**CHALLENGE**:
Gather, from the data below, each line in which the word "CONSTRUCTION" occurs.

**RECORDS**:
····················
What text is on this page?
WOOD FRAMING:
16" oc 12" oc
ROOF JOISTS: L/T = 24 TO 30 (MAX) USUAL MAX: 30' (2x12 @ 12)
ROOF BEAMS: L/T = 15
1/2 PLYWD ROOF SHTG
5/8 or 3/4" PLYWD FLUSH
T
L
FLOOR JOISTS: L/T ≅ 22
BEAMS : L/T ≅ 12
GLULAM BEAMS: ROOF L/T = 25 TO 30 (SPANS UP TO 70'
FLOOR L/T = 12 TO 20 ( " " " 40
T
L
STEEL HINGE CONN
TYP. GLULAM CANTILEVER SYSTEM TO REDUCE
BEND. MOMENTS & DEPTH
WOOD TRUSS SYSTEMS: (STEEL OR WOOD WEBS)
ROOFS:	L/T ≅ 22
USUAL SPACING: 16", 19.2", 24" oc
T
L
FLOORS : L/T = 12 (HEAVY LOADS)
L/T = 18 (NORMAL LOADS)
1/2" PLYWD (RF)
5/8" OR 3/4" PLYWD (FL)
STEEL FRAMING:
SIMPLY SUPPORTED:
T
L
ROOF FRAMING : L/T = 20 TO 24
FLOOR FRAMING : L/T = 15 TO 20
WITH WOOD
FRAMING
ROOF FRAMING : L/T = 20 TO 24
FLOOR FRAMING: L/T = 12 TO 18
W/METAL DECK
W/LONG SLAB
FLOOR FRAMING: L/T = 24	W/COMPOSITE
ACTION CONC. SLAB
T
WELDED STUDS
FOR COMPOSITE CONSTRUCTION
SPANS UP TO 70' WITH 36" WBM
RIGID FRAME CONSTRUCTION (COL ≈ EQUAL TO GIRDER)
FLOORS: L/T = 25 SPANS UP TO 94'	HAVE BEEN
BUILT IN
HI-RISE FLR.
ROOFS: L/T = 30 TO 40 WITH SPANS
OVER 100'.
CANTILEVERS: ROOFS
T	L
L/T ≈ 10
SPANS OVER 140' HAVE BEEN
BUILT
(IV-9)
····················
**SOLUTION TO THIS EXERCISE**:
FOR COMPOSITE CONSTRUCTION
RIGID FRAME CONSTRUCTION (COL ≈ EQUAL TO GIRDER)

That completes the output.